:: Directions for this task ::
Go through the entries below and pick out every line with "deer".

Figure data in JSON

* Start *

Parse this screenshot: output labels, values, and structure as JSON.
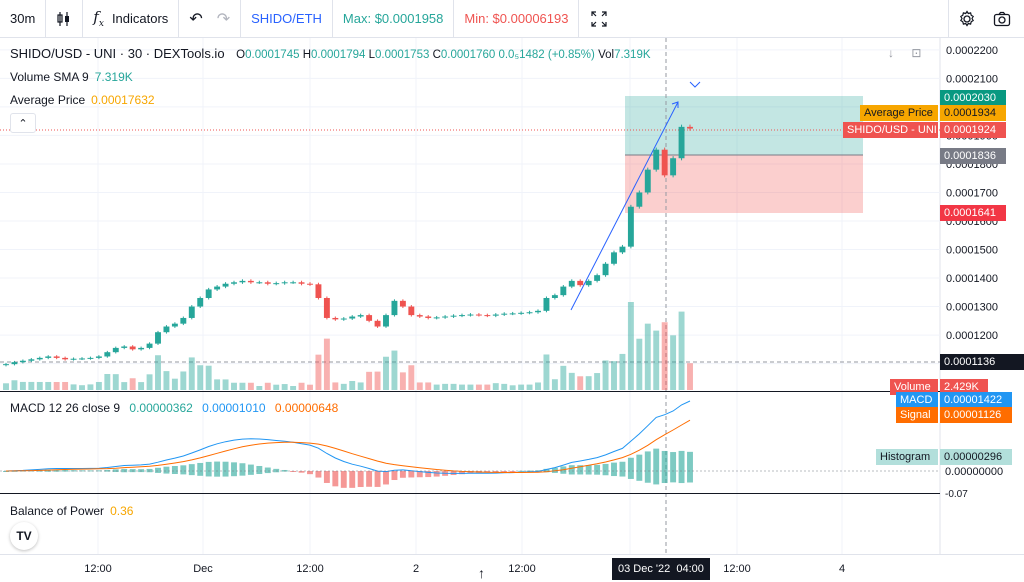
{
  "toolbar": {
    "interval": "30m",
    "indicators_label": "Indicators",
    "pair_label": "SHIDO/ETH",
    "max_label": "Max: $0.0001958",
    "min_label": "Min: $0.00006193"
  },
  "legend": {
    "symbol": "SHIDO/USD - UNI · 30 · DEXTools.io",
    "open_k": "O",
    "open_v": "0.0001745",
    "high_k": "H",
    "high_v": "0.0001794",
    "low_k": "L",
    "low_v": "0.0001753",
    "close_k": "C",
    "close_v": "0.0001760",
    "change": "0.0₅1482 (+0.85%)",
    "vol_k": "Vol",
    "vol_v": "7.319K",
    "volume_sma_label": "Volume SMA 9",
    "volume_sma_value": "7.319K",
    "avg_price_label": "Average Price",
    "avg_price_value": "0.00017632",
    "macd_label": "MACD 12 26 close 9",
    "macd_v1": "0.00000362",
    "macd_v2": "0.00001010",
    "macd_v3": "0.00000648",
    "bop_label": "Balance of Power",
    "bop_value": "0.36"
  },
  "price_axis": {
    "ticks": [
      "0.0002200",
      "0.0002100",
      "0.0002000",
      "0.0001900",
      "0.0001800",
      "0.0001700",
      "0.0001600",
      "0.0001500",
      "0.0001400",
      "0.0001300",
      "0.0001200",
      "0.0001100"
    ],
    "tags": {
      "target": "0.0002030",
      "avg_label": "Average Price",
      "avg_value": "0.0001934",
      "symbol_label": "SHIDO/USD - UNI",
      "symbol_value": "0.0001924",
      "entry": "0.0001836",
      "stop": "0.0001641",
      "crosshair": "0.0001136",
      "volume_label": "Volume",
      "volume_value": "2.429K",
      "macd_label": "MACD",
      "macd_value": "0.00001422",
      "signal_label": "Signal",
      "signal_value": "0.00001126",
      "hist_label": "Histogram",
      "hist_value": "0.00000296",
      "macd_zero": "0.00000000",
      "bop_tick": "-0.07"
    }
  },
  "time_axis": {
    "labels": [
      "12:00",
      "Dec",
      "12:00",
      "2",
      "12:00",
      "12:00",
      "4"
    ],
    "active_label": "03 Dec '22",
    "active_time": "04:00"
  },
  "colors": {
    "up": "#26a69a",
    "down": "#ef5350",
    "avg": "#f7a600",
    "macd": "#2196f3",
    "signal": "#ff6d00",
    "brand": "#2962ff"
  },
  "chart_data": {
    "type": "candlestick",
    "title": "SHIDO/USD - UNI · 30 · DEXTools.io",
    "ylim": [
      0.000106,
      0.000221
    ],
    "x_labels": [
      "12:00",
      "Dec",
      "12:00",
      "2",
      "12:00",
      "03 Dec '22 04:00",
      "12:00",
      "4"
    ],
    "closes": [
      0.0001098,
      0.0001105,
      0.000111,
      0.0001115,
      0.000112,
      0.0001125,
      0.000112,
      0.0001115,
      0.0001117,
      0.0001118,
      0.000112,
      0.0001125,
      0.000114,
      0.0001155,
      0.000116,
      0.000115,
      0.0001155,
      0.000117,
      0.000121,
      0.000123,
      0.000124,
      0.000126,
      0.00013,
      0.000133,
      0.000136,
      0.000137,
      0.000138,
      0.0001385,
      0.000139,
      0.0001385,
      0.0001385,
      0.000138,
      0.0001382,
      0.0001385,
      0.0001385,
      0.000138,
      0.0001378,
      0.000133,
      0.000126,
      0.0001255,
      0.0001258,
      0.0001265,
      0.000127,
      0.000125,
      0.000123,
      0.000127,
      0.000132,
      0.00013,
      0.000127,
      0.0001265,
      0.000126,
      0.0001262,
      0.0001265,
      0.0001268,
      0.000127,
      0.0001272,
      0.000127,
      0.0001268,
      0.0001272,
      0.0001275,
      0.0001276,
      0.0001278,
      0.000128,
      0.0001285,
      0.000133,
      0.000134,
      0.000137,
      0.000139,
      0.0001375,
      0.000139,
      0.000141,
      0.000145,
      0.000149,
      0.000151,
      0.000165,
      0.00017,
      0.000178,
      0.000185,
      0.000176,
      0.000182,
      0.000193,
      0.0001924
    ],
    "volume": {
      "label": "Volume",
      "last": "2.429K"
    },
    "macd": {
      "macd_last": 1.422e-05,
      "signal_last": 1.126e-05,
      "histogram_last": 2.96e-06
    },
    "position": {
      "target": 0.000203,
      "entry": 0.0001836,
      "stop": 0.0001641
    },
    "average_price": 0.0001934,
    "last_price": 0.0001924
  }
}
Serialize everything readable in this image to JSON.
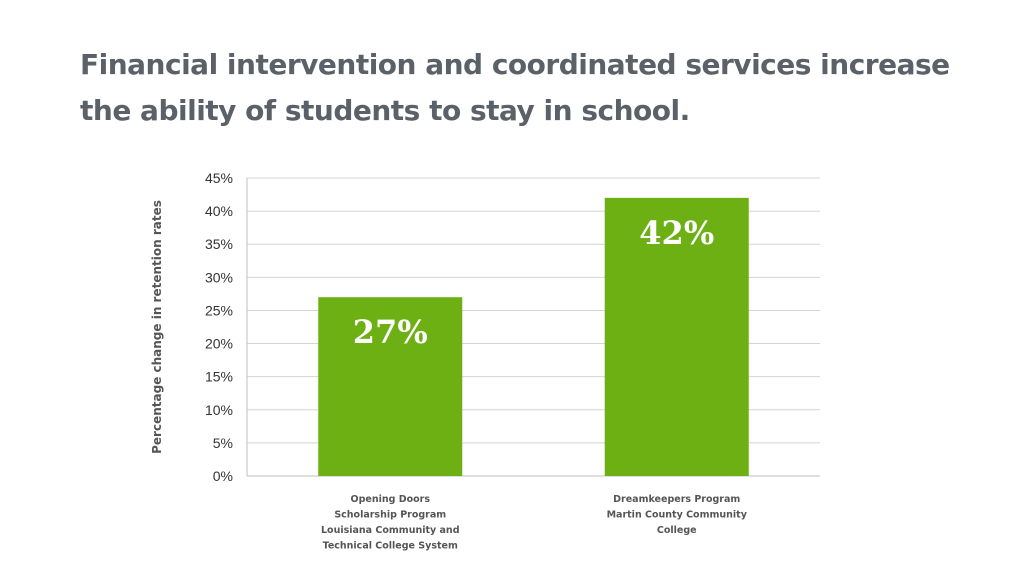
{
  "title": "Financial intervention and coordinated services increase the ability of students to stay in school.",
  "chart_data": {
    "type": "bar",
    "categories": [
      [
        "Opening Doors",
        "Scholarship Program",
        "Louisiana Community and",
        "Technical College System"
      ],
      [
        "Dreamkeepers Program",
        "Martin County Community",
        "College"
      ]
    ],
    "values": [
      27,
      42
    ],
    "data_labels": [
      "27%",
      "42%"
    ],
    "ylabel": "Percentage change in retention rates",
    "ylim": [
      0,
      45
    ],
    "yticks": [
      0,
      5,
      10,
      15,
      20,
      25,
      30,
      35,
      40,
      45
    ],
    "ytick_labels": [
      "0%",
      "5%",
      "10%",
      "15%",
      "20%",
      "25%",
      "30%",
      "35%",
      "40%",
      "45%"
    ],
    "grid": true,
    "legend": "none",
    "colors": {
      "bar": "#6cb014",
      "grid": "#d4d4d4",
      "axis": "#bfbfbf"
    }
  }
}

* End *
* Start *

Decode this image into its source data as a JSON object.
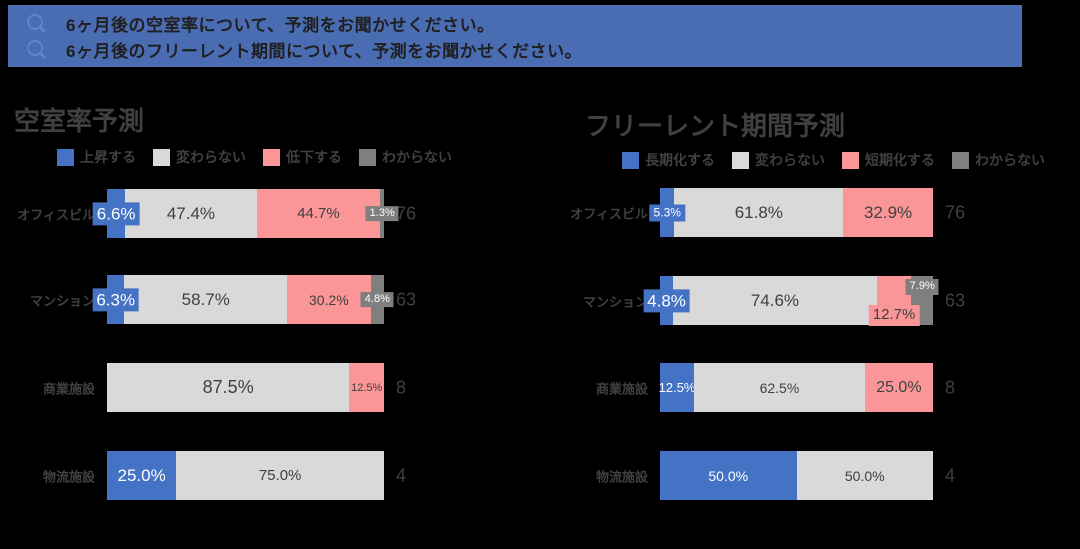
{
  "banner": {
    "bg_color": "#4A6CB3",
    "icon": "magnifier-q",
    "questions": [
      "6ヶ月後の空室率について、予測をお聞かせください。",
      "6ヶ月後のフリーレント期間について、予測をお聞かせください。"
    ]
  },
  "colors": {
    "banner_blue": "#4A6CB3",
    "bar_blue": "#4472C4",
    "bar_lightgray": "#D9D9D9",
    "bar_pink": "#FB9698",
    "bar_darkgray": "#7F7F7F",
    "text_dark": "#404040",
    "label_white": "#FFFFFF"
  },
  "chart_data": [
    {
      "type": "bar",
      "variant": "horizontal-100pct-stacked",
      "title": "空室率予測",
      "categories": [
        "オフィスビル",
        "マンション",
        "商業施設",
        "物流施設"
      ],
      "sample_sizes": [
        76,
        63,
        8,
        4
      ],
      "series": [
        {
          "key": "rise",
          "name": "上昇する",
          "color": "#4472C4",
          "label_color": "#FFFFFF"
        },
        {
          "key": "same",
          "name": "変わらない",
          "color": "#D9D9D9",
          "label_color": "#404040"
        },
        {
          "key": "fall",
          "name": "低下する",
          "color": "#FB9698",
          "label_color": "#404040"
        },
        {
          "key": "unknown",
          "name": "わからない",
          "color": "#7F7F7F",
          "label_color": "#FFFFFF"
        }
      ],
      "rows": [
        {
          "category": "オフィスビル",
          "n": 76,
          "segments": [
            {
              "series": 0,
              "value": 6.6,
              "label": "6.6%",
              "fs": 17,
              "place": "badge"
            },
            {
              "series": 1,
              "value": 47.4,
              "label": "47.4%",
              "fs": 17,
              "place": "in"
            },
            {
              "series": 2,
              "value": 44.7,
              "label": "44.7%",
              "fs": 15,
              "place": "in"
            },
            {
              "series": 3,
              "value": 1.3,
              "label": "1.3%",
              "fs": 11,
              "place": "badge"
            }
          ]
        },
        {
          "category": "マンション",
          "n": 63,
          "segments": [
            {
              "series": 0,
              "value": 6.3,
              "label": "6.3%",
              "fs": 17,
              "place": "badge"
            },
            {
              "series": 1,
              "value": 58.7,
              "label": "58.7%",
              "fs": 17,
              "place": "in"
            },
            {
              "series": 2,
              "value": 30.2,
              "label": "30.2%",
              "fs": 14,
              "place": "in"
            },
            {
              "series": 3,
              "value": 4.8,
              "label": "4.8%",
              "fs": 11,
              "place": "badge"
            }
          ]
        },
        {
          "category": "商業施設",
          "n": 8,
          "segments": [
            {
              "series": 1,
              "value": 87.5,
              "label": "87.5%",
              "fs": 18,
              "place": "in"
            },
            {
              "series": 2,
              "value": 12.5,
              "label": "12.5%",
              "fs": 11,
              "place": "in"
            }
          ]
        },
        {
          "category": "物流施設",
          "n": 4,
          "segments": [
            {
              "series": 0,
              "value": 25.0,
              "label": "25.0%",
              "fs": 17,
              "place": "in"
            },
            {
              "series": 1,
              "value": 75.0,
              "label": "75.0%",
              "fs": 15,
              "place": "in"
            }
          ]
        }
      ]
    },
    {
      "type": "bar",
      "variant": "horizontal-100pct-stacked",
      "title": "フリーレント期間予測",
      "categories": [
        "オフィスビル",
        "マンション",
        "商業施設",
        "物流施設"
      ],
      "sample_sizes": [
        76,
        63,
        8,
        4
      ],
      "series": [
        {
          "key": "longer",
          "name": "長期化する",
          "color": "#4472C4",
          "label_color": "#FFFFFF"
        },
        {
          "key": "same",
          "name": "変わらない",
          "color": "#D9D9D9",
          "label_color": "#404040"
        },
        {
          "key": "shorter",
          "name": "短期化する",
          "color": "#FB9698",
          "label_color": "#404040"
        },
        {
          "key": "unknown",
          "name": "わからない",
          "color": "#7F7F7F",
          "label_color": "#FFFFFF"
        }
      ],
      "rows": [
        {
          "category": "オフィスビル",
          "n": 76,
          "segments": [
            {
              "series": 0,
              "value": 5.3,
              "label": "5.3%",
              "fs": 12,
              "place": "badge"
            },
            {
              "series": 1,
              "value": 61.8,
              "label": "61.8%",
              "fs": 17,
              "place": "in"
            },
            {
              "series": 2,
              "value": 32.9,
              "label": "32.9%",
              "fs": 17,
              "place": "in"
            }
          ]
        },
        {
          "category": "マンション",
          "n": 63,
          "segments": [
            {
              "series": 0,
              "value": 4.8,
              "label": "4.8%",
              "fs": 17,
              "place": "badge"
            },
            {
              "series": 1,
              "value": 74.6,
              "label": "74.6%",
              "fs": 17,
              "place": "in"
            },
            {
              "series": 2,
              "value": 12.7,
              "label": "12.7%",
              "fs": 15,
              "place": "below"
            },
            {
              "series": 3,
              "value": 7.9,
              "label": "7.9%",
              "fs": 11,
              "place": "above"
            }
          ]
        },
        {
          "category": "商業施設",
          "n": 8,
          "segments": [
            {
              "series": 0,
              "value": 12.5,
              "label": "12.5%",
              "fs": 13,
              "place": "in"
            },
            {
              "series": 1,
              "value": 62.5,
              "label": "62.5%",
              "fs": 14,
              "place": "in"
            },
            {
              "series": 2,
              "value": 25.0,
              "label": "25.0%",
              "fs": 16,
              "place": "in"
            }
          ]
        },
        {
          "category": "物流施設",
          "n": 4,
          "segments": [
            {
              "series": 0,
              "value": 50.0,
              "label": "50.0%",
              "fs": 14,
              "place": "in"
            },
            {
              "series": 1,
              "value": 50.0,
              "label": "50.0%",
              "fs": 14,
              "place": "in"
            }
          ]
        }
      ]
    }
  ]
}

* End *
* Start *

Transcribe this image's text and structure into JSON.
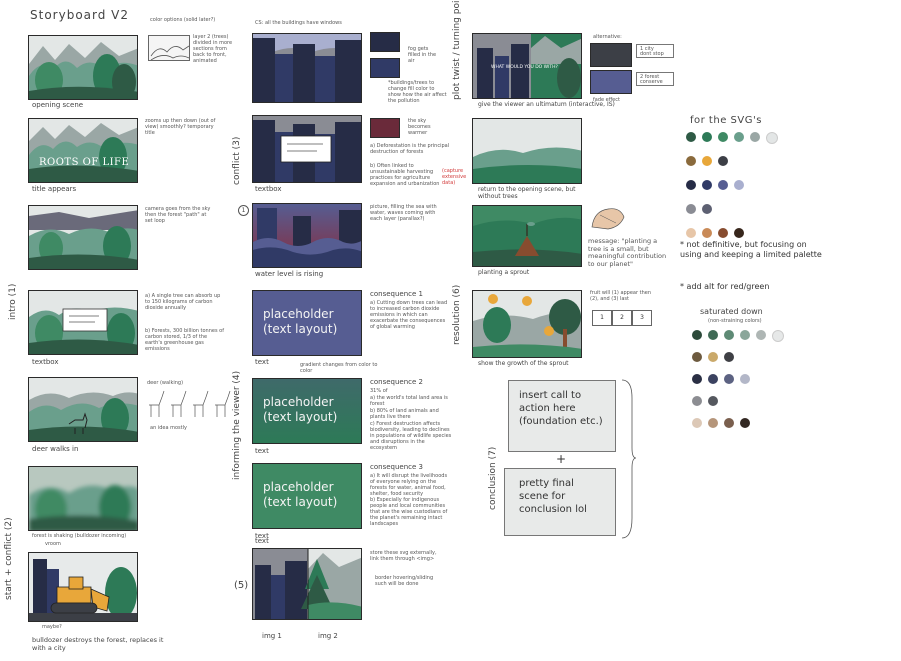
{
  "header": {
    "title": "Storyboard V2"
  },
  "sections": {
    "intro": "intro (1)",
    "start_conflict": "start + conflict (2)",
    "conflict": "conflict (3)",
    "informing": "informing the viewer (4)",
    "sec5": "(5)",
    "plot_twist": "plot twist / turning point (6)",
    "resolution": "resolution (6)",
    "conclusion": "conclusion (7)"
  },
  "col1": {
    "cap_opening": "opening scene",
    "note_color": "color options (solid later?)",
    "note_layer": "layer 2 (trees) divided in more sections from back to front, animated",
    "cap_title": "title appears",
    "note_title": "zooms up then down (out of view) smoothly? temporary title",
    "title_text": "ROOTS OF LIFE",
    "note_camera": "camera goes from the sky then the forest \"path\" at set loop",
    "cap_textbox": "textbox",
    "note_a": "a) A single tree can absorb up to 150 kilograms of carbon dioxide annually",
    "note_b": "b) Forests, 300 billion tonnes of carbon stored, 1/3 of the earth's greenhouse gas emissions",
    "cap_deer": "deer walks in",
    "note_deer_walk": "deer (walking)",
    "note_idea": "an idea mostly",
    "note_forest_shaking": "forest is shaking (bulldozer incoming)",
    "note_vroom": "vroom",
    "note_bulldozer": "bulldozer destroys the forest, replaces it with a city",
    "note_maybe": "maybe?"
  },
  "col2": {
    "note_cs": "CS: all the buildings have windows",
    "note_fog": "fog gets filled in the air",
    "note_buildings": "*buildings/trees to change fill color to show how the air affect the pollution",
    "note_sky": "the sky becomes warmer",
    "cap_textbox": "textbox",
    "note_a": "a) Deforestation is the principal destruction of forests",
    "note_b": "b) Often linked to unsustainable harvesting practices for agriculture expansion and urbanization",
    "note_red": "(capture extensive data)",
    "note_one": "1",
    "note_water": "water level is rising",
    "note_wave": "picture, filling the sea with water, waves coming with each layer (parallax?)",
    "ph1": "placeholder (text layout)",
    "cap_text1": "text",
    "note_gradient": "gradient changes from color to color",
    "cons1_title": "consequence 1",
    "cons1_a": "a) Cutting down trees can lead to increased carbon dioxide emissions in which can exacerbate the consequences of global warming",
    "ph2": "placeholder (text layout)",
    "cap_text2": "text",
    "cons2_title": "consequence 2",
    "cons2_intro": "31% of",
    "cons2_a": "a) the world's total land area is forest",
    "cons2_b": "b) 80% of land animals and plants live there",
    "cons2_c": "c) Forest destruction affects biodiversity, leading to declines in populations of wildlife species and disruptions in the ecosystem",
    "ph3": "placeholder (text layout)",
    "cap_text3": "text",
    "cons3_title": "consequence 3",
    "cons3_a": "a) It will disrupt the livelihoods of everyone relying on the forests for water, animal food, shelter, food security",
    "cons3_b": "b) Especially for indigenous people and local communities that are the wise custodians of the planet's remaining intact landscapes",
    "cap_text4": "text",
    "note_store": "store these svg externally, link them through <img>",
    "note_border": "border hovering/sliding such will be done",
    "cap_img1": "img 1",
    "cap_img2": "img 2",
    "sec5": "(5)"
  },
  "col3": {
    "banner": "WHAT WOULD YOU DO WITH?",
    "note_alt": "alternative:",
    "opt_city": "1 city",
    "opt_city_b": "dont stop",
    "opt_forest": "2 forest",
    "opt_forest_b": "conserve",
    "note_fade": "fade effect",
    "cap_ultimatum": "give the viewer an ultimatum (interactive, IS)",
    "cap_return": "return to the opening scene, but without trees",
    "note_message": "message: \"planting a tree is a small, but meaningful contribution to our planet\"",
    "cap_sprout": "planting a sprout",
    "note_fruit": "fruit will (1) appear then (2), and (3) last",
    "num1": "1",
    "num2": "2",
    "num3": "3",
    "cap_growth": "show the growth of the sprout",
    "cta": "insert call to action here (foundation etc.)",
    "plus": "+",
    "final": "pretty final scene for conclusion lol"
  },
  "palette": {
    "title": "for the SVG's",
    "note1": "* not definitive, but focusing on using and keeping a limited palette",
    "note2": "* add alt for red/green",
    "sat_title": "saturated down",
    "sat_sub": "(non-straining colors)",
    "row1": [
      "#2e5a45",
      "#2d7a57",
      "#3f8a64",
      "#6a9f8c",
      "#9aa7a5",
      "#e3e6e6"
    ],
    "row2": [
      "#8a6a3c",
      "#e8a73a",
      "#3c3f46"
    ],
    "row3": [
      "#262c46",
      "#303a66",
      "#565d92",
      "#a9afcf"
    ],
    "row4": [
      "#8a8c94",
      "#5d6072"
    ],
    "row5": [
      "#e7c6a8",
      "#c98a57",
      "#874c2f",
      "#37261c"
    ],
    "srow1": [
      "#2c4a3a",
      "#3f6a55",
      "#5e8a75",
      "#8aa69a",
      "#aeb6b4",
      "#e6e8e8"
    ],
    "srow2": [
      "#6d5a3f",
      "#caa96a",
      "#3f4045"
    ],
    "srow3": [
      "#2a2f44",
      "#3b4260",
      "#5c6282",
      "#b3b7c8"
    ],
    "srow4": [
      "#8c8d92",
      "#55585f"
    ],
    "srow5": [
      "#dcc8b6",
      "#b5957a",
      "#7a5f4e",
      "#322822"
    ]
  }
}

* End *

:: Expected answer ::
    "cap_deer": "deer walks in",
    "note_deer_walk": "deer (walking)",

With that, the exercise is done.